Goal of the exercise: Reproduce word for word the records starting at the line containing "project-scrollbar[interactable] (709, 74, 722, 422)" and ending at the line containing "comment-markers-button[interactable] (659, 51, 707, 68)", with both of those lines included.

Stored rows:
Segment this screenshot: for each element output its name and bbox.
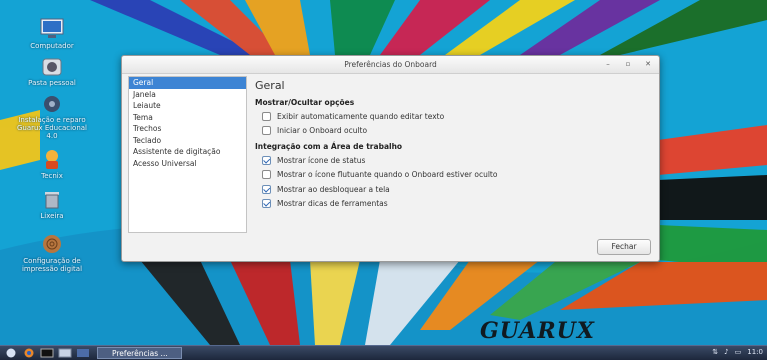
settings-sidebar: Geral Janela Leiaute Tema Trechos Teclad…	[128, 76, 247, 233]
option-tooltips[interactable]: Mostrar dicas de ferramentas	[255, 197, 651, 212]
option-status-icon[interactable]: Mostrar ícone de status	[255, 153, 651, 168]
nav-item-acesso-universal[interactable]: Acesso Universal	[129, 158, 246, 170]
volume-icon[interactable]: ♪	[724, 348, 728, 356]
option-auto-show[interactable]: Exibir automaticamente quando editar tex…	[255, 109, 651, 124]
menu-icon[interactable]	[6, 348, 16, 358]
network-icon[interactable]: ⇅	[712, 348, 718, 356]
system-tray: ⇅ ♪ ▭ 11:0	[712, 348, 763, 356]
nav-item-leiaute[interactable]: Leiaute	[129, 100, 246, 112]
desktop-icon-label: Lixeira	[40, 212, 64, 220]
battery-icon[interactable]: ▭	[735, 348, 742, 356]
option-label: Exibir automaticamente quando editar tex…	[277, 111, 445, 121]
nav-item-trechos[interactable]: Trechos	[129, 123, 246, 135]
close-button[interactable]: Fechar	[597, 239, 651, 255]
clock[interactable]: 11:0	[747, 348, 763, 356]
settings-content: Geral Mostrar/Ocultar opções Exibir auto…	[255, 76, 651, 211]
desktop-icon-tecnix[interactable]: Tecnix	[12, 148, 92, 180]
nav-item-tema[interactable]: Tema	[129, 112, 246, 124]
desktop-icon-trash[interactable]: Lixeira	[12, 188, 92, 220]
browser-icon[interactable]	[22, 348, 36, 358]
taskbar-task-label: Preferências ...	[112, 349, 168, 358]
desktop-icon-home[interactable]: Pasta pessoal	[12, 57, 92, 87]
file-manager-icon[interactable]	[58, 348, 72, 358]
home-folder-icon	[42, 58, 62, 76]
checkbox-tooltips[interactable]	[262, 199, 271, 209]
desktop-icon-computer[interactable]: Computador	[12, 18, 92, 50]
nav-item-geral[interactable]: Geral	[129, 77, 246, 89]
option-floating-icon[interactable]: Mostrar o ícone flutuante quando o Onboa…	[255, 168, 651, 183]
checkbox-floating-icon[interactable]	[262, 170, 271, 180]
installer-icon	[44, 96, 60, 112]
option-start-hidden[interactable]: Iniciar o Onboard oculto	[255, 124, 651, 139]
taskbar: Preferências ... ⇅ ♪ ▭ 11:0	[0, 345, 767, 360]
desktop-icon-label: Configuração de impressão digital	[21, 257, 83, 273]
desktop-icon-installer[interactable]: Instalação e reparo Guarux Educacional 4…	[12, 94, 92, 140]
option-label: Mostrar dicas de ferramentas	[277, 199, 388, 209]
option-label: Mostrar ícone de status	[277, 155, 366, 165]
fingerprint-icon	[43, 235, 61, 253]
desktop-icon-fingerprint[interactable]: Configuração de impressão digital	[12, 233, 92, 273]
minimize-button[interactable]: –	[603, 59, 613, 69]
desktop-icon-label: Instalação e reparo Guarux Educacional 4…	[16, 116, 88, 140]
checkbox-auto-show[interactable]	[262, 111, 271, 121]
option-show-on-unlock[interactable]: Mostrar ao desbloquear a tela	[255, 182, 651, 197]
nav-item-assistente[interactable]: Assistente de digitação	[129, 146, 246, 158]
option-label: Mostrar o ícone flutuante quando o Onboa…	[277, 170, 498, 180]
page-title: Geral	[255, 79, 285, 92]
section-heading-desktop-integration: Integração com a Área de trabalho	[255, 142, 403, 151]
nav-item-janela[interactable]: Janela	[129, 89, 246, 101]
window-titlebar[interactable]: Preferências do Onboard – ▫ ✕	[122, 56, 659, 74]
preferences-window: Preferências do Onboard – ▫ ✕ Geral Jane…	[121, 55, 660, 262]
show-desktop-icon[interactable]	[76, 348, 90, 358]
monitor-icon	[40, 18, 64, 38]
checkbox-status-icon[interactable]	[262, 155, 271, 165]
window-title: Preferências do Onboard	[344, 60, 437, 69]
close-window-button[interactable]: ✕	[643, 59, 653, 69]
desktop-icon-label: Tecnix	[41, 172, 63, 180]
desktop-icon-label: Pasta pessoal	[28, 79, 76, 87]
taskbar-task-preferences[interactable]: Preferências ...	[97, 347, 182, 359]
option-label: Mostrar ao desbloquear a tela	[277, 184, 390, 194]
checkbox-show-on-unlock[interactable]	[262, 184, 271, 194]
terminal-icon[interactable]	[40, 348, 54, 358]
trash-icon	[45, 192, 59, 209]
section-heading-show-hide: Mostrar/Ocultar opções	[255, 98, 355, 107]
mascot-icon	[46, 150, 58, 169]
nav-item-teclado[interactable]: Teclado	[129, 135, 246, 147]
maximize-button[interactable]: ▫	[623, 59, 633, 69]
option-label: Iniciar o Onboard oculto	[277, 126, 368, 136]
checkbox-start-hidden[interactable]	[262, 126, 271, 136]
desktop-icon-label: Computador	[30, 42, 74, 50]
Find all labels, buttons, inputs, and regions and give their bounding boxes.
--
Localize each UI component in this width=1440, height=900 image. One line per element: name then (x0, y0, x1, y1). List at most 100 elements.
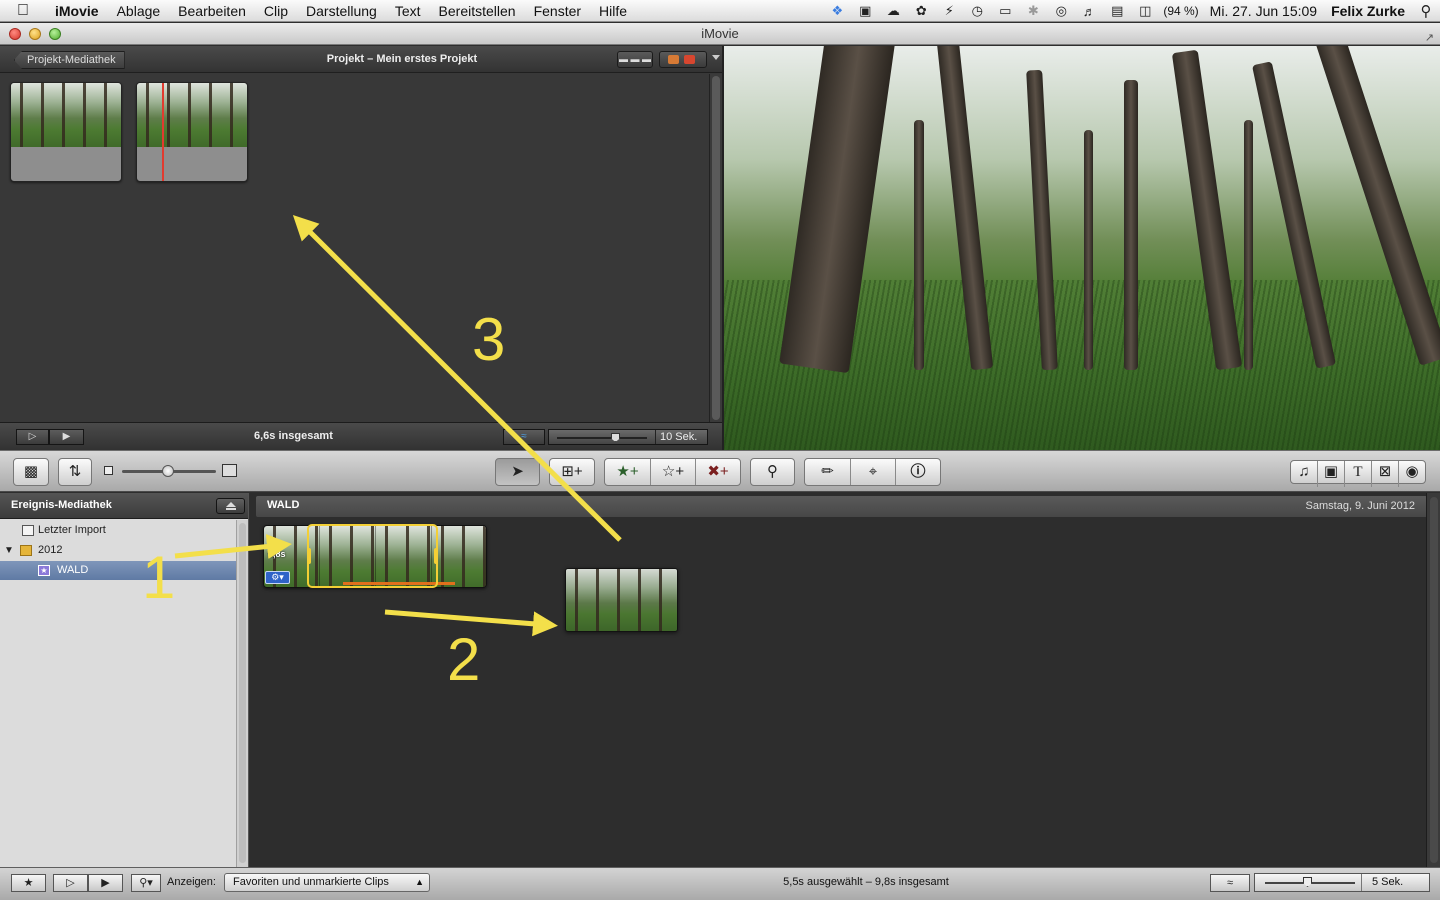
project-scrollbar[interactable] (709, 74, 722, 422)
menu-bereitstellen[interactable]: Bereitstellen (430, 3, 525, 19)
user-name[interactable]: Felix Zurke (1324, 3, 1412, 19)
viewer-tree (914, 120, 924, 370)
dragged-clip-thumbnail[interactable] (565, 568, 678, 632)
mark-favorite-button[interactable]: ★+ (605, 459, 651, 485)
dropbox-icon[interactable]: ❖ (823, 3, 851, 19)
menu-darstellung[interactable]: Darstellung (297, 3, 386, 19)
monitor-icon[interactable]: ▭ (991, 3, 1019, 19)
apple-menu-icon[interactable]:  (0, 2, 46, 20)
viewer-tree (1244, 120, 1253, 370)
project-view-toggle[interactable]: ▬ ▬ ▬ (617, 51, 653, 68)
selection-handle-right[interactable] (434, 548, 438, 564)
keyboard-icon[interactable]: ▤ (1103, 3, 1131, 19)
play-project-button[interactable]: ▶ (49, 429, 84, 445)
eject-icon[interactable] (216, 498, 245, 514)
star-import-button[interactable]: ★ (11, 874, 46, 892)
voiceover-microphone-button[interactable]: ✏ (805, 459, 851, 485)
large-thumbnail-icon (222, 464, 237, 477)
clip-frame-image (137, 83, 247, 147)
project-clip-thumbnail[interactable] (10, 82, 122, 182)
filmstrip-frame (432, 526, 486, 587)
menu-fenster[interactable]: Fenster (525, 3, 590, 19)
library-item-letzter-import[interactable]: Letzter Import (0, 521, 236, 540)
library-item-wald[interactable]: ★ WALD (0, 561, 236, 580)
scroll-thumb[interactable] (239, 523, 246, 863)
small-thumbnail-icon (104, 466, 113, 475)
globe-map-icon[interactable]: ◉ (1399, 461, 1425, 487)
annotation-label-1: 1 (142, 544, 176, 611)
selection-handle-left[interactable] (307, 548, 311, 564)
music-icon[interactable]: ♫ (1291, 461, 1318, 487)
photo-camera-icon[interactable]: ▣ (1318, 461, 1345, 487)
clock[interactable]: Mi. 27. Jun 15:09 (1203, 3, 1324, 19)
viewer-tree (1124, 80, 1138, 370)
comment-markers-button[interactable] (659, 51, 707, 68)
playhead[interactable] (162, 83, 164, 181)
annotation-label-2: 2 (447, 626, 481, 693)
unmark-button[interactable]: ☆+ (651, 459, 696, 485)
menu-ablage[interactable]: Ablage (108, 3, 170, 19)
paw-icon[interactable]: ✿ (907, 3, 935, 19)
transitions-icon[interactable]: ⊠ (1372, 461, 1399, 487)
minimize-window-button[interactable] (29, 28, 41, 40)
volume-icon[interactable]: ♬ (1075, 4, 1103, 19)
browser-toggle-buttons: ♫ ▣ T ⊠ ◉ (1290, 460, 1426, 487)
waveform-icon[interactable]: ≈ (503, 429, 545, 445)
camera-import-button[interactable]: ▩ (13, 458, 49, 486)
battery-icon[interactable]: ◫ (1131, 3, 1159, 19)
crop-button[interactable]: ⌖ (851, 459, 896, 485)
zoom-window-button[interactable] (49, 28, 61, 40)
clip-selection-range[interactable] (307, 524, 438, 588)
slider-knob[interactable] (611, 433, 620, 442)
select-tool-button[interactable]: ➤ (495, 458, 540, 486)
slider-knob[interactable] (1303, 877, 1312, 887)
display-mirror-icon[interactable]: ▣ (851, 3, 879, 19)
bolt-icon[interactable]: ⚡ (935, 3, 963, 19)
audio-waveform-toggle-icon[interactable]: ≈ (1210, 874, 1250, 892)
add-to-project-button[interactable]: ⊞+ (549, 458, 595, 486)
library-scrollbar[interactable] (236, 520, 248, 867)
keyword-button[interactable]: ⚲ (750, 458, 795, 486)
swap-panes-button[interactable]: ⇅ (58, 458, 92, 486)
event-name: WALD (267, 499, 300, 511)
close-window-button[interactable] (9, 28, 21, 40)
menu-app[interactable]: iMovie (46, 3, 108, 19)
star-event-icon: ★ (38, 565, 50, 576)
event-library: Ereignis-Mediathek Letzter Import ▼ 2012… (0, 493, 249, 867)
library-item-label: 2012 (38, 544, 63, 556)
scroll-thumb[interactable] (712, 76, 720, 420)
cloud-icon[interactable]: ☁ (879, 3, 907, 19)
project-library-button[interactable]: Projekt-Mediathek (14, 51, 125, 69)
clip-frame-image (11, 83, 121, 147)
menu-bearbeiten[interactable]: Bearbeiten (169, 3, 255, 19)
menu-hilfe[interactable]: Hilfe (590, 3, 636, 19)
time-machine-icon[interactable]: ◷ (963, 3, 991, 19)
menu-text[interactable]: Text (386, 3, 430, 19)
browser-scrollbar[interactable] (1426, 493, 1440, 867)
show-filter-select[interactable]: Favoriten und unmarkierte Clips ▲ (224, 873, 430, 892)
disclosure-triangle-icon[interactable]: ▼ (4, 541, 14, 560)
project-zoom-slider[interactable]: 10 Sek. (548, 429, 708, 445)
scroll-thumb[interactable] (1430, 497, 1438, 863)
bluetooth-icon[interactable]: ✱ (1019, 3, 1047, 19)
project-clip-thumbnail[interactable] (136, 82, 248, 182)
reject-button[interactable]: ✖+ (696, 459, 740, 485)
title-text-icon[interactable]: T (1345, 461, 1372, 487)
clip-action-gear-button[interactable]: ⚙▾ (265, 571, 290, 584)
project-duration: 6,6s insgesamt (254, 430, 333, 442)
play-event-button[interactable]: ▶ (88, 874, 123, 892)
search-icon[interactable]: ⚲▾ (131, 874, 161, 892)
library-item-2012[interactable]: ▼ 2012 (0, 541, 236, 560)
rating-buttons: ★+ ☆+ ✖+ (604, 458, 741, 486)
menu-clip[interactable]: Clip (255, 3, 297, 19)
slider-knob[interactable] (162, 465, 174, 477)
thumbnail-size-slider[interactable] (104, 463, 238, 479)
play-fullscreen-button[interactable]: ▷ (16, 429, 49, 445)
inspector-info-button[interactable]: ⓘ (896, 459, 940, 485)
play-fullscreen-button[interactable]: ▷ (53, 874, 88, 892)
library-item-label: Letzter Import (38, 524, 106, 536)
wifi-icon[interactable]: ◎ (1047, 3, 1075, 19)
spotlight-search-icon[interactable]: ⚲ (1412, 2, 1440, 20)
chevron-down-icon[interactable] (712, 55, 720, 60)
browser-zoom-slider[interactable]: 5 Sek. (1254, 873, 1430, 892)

Task result:
project-scrollbar[interactable] (709, 74, 722, 422)
menu-bereitstellen[interactable]: Bereitstellen (430, 3, 525, 19)
user-name[interactable]: Felix Zurke (1324, 3, 1412, 19)
viewer-tree (914, 120, 924, 370)
dragged-clip-thumbnail[interactable] (565, 568, 678, 632)
mark-favorite-button[interactable]: ★+ (605, 459, 651, 485)
dropbox-icon[interactable]: ❖ (823, 3, 851, 19)
menu-darstellung[interactable]: Darstellung (297, 3, 386, 19)
monitor-icon[interactable]: ▭ (991, 3, 1019, 19)
apple-menu-icon[interactable]:  (0, 2, 46, 20)
viewer-tree (1244, 120, 1253, 370)
project-view-toggle[interactable]: ▬ ▬ ▬ (617, 51, 653, 68)
selection-handle-right[interactable] (434, 548, 438, 564)
keyboard-icon[interactable]: ▤ (1103, 3, 1131, 19)
play-project-button[interactable]: ▶ (49, 429, 84, 445)
eject-icon[interactable] (216, 498, 245, 514)
star-import-button[interactable]: ★ (11, 874, 46, 892)
voiceover-microphone-button[interactable]: ✏ (805, 459, 851, 485)
large-thumbnail-icon (222, 464, 237, 477)
clip-frame-image (137, 83, 247, 147)
project-clip-thumbnail[interactable] (10, 82, 122, 182)
filmstrip-frame (432, 526, 486, 587)
menu-fenster[interactable]: Fenster (525, 3, 590, 19)
library-item-letzter-import[interactable]: Letzter Import (0, 521, 236, 540)
library-item-wald[interactable]: ★ WALD (0, 561, 236, 580)
scroll-thumb[interactable] (239, 523, 246, 863)
small-thumbnail-icon (104, 466, 113, 475)
globe-map-icon[interactable]: ◉ (1399, 461, 1425, 487)
annotation-label-1: 1 (142, 544, 176, 611)
selection-handle-left[interactable] (307, 548, 311, 564)
music-icon[interactable]: ♫ (1291, 461, 1318, 487)
photo-camera-icon[interactable]: ▣ (1318, 461, 1345, 487)
clock[interactable]: Mi. 27. Jun 15:09 (1203, 3, 1324, 19)
viewer-tree (1124, 80, 1138, 370)
comment-markers-button[interactable] (659, 51, 707, 68)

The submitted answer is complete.